[WHAT IS REQUIRED] Your task is to give the data again, exactly, with every line intact.

Rows from a dataset
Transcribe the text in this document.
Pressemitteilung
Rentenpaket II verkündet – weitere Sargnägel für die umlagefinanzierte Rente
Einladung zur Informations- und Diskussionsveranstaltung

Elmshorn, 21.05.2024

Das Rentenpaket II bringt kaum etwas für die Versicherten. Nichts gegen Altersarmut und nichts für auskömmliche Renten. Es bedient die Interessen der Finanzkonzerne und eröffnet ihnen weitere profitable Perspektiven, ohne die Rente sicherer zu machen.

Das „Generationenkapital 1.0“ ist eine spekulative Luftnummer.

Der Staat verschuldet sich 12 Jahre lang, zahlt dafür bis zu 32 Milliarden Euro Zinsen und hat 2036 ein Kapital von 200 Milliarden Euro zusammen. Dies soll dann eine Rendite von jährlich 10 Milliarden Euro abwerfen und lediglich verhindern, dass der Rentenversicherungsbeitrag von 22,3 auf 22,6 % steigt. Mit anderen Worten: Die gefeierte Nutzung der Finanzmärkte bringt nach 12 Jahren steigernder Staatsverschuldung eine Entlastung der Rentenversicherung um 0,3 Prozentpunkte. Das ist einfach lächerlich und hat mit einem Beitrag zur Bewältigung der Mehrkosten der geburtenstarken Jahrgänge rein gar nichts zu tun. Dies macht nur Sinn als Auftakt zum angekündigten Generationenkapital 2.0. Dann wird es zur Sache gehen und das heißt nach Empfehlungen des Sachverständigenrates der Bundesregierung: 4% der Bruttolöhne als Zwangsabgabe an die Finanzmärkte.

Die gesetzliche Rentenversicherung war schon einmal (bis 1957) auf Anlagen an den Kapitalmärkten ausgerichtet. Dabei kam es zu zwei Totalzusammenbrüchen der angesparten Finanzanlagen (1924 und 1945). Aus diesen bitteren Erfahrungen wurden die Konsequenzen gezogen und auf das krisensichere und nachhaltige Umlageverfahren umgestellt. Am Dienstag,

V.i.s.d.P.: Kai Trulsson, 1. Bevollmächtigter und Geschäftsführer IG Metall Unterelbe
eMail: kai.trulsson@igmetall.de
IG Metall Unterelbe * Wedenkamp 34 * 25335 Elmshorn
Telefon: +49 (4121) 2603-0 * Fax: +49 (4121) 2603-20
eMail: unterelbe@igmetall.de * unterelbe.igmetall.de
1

[EXERCISE RESULT]
Transcribe the text in this document.
Pressemitteilung
Rentenpaket II verkündet – weitere Sargnägel für die umlagefinanzierte Rente
Einladung zur Informations- und Diskussionsveranstaltung

Elmshorn, 21.05.2024

Das Rentenpaket II bringt kaum etwas für die Versicherten. Nichts gegen Altersarmut und nichts für auskömmliche Renten. Es bedient die Interessen der Finanzkonzerne und eröffnet ihnen weitere profitable Perspektiven, ohne die Rente sicherer zu machen.

Das „Generationenkapital 1.0“ ist eine spekulative Luftnummer.

Der Staat verschuldet sich 12 Jahre lang, zahlt dafür bis zu 32 Milliarden Euro Zinsen und hat 2036 ein Kapital von 200 Milliarden Euro zusammen. Dies soll dann eine Rendite von jährlich 10 Milliarden Euro abwerfen und lediglich verhindern, dass der Rentenversicherungsbeitrag von 22,3 auf 22,6 % steigt. Mit anderen Worten: Die gefeierte Nutzung der Finanzmärkte bringt nach 12 Jahren steigernder Staatsverschuldung eine Entlastung der Rentenversicherung um 0,3 Prozentpunkte. Das ist einfach lächerlich und hat mit einem Beitrag zur Bewältigung der Mehrkosten der geburtenstarken Jahrgänge rein gar nichts zu tun. Dies macht nur Sinn als Auftakt zum angekündigten Generationenkapital 2.0. Dann wird es zur Sache gehen und das heißt nach Empfehlungen des Sachverständigenrates der Bundesregierung: 4% der Bruttolöhne als Zwangsabgabe an die Finanzmärkte.

Die gesetzliche Rentenversicherung war schon einmal (bis 1957) auf Anlagen an den Kapitalmärkten ausgerichtet. Dabei kam es zu zwei Totalzusammenbrüchen der angesparten Finanzanlagen (1924 und 1945). Aus diesen bitteren Erfahrungen wurden die Konsequenzen gezogen und auf das krisensichere und nachhaltige Umlageverfahren umgestellt. Am Dienstag,

V.i.s.d.P.: Kai Trulsson, 1. Bevollmächtigter und Geschäftsführer IG Metall Unterelbe
eMail: kai.trulsson@igmetall.de
IG Metall Unterelbe * Wedenkamp 34 * 25335 Elmshorn
Telefon: +49 (4121) 2603-0 * Fax: +49 (4121) 2603-20
eMail: unterelbe@igmetall.de * unterelbe.igmetall.de
1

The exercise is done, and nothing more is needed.